What is required. Copy out all lines that carry the word "Donor".
— START —
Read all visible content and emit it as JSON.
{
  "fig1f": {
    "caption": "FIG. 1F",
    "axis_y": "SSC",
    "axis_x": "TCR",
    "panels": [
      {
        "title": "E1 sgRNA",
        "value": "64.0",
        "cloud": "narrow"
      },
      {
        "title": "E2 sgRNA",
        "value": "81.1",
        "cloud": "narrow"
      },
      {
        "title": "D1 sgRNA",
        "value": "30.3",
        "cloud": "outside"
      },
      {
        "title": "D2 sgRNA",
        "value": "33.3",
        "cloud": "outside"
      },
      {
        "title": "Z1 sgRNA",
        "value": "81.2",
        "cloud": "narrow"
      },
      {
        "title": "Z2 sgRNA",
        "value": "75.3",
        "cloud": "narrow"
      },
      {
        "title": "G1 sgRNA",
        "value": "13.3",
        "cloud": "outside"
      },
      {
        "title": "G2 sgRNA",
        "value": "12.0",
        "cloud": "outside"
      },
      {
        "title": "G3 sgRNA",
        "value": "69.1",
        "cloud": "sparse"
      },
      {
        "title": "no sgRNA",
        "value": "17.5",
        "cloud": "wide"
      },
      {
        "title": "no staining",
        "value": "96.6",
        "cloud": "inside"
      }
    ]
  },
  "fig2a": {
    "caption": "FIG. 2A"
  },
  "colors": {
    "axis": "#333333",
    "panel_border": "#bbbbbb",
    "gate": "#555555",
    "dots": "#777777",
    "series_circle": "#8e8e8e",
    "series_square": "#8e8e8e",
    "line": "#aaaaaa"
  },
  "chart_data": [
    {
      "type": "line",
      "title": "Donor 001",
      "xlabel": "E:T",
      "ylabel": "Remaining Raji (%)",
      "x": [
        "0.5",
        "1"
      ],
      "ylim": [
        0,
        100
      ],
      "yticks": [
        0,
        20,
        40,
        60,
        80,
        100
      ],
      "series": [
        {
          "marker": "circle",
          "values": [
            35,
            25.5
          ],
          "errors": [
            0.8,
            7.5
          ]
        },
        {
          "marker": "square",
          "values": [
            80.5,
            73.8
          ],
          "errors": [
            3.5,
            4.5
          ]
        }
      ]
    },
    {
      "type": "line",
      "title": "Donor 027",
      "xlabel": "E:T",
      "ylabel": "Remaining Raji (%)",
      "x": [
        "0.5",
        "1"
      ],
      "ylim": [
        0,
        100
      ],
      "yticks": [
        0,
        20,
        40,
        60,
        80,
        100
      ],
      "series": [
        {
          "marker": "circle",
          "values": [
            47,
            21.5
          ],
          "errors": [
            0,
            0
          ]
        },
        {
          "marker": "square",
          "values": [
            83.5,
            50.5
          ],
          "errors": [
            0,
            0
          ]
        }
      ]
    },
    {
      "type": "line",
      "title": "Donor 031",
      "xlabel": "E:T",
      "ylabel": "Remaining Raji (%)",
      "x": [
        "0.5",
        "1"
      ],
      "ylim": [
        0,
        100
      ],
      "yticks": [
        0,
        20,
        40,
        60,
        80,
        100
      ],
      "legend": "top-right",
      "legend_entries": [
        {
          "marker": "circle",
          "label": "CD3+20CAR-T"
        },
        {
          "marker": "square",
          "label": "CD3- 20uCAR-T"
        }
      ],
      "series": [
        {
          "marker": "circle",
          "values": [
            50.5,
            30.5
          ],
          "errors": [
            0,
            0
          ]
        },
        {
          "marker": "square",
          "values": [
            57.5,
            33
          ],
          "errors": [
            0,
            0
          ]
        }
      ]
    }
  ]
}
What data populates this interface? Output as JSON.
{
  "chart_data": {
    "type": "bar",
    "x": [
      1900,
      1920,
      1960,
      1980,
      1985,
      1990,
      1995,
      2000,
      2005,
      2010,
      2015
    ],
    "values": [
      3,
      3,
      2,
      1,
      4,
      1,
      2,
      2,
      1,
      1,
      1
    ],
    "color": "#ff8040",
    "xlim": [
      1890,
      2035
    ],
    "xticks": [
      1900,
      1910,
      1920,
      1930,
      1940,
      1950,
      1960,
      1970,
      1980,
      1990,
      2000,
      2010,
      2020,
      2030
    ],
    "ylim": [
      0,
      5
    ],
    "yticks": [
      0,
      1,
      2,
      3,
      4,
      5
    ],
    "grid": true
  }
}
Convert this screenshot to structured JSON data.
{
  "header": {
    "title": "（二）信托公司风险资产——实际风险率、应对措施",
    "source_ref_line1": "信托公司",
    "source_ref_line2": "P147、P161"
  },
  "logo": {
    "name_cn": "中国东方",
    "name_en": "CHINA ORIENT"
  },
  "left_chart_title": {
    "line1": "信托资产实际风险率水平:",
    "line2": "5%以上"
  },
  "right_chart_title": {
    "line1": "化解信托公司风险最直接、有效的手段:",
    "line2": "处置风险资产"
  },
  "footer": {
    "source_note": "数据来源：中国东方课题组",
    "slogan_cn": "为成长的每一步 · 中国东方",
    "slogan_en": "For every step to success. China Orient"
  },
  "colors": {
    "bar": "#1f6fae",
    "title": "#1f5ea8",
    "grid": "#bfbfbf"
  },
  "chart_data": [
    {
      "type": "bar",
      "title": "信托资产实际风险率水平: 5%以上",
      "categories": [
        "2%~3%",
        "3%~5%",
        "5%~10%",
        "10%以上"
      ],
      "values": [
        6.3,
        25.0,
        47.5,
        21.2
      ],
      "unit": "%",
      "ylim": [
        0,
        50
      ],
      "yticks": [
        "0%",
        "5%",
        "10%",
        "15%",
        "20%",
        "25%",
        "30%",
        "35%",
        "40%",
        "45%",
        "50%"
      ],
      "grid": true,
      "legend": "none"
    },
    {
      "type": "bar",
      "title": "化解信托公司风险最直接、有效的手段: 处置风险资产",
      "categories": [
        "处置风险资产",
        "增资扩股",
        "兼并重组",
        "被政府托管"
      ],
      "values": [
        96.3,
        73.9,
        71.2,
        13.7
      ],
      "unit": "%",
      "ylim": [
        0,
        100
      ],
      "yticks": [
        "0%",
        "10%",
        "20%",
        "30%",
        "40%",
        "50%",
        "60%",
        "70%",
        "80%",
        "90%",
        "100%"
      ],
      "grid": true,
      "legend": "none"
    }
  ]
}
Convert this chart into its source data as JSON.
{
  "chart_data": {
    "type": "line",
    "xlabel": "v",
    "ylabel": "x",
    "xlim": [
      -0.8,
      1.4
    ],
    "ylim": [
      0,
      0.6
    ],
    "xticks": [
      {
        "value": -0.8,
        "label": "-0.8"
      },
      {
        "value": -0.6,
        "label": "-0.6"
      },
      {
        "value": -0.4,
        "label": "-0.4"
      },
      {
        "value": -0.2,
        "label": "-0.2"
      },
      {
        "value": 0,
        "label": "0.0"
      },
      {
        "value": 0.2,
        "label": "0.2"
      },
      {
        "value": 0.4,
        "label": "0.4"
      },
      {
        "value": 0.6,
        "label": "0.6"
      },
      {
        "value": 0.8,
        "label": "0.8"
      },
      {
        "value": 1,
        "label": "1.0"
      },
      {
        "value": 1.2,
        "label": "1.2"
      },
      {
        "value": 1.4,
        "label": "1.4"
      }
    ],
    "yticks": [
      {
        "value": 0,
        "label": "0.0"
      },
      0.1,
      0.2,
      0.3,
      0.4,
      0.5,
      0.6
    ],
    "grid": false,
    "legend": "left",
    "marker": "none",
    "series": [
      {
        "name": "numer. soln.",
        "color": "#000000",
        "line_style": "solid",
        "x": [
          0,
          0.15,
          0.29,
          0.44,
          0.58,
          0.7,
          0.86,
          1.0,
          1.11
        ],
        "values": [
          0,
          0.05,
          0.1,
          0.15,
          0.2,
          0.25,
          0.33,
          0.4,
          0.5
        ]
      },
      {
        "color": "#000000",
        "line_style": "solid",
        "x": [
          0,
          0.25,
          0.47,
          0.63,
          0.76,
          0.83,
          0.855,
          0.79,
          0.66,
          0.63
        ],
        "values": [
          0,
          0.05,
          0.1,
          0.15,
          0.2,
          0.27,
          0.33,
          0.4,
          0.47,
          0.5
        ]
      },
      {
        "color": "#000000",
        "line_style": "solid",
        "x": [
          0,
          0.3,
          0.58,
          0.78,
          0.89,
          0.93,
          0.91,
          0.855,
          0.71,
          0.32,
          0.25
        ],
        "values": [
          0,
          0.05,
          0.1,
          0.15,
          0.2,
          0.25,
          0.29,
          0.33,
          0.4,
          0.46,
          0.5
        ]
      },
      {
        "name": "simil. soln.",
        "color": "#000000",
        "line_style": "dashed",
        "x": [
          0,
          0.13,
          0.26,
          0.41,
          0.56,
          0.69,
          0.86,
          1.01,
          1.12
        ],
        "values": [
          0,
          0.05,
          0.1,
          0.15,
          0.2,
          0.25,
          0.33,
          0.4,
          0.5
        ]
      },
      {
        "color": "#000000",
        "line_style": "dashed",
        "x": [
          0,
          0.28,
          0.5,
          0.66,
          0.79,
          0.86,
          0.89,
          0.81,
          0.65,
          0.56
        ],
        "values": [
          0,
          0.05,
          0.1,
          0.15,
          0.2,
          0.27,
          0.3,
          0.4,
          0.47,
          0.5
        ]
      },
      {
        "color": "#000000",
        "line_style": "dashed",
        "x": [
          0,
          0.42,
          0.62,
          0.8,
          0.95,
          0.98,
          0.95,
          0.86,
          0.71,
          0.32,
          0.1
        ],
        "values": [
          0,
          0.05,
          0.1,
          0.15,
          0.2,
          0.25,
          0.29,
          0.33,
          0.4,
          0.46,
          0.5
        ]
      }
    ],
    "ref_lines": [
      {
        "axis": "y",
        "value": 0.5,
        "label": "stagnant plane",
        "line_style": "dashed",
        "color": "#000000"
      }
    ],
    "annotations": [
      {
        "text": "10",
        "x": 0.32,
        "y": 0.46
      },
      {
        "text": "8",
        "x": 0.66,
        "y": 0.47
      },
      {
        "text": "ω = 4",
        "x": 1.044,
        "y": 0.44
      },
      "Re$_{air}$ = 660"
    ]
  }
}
— END —
Task solution.
      "title": "Donor 001",
      "title": "Donor 027",
      "title": "Donor 031",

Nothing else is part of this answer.